TASK REQUIREMENTS =
Answer these questions from the text below on the FDA approval of retifanlimab-dlwr:
(a) What does retifanlimab-dlwr target?
(b) What objective response rate did it show in patients who had never received chemotherapy?
(c) What kind of surgery has been used for decades to treat MCC?

Incyte’s MCC indication is approved under accelerated approval based on tumor response rate and duration of response.
The US Food and Drug Administration (FDA) has approved Incyte Corporation’s retifanlimab-dlwr (Zynyz) for the treatment of metastatic or recurrent locally advanced Merkel cell carcinoma (MCC) in adults.1 The FDA approved Incyte’s Biologics License Application for MCC treatment with retifanlimab-dlwr, a humanized monoclonal antibody targeting programmed death receptor-1, under accelerated approval based on tumor response rate and duration of response (DOR). According to Incyte, continued approval of retifanlimab-dlwr for MCC may be “contingent on verification and description of clinical benefit in confirmatory trials.”
The FDA’s approval of retifanlimab-dlwr is based on data from Incyte’s POD1UM-201 clinical trial (NCT03599713), an open-label, multiregional, single-arm study that evaluated retifanlimab-dlwr in adults with metastatic or recurrent locally advanced MCC who had not received prior systemic therapy. Out of patients who had never received chemotherapy (n=65), retifanlimab-dlwr as monotherapy demonstrated an objective response rate (ORR) of 52% (95% confidence interval: 40-65) determined by independent central review using RECIST v1.1.
"For those of us who have significant cutaneous oncology practices, the treatment of MCC has always been a challenge. Although we have treated this serious skin cancer with Mohs surgery for decades, local recurrences and metastases have always been a challenge. Incyte’s long-awaited FDA clearance of Zynyz for metastatic or recurrent locally advanced MCC provides our patients a long-needed adjunctive treatment approach," said David J. Goldberg, MD, JD, medical director of Skin Laser and Surgery Specialists of New York and New Jersey; director of cosmetic dermatology and clinical research at Schweiger Dermatology Group in New York, New York; and clinical professor of dermatology and past director of Mohs Surgery and Laser Research at the Icahn School of Medicine at Mount Sinai in New York, New York.

DATASET CONTENT =

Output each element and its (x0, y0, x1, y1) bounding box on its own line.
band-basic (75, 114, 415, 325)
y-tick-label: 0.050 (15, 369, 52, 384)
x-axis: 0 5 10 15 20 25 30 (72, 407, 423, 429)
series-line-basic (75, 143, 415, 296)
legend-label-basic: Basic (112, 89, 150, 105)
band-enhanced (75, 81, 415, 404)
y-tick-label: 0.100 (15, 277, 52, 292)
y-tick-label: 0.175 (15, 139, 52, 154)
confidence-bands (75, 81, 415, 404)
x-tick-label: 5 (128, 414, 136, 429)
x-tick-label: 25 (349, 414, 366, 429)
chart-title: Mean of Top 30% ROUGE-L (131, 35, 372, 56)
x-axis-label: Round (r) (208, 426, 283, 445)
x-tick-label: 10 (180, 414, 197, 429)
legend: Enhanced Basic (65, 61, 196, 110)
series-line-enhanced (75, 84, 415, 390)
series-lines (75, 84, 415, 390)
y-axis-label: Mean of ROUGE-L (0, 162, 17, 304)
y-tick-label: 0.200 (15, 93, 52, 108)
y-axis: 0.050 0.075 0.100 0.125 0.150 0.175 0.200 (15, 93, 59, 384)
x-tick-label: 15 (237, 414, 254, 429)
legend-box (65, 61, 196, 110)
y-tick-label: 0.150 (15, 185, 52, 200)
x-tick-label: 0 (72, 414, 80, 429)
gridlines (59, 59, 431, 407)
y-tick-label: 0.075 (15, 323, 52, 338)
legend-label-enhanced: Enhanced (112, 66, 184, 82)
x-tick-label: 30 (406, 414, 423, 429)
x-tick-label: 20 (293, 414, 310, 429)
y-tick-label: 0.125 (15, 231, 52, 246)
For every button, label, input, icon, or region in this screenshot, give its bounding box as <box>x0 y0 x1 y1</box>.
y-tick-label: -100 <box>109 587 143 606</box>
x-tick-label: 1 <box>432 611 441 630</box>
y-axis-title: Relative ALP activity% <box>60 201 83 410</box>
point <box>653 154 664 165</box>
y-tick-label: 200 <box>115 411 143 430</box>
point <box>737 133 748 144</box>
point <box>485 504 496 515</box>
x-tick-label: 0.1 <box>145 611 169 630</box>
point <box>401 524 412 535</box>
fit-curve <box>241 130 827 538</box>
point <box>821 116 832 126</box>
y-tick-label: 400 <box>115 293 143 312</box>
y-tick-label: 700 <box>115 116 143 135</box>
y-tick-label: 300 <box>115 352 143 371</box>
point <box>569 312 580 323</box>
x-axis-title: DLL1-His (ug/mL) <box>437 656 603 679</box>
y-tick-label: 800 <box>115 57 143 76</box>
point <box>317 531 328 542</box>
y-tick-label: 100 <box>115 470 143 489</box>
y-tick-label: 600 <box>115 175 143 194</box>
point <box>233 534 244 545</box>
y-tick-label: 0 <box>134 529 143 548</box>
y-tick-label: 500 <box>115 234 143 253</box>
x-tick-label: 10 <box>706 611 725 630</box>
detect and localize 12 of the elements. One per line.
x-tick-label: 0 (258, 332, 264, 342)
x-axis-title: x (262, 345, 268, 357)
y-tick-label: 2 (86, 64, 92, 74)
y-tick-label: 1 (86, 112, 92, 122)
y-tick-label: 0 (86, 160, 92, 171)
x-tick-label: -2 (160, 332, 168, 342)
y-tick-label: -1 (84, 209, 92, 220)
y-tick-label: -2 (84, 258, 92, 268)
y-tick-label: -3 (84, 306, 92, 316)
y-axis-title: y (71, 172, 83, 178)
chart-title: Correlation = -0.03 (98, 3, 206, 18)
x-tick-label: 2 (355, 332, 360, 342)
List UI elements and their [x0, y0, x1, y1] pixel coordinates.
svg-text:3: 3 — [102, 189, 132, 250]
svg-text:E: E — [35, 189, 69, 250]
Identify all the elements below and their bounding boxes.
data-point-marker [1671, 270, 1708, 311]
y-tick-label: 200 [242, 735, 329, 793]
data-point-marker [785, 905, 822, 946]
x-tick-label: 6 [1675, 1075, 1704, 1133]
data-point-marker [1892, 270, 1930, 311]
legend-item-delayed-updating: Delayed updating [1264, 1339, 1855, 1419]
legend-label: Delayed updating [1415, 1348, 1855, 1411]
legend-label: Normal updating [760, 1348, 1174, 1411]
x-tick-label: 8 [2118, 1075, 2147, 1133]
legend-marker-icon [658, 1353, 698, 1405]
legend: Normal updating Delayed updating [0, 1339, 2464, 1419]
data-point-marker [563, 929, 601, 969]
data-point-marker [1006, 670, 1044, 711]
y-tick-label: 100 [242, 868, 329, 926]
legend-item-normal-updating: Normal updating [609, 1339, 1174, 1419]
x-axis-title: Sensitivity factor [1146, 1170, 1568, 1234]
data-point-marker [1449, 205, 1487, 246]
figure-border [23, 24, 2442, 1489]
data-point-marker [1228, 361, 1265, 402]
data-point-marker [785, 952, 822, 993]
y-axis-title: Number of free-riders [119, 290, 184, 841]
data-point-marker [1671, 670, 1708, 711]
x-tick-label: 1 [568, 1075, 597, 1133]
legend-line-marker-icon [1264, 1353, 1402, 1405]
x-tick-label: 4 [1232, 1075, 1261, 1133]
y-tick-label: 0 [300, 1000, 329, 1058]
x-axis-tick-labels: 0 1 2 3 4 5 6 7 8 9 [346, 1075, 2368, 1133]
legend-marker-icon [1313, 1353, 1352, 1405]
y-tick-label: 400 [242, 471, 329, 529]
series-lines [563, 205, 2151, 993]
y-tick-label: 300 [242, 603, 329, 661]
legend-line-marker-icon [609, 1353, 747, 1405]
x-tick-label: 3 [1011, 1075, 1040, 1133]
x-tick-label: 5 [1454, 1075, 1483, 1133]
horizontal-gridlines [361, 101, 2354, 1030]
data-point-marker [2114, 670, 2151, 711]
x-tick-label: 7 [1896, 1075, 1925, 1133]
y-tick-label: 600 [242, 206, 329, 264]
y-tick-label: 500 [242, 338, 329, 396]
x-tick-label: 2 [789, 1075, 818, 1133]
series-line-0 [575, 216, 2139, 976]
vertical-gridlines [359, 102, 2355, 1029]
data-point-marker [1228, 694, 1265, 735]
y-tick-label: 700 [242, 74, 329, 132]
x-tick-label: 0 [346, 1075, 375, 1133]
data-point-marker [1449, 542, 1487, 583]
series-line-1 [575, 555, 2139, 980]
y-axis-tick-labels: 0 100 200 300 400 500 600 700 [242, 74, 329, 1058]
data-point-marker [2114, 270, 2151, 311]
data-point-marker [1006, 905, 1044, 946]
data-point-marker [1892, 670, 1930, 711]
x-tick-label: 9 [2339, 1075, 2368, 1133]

RESULT OF THE TASK =
(a) Programmed death receptor-1.
(b) 52% (95% confidence interval: 40-65).
(c) Mohs surgery.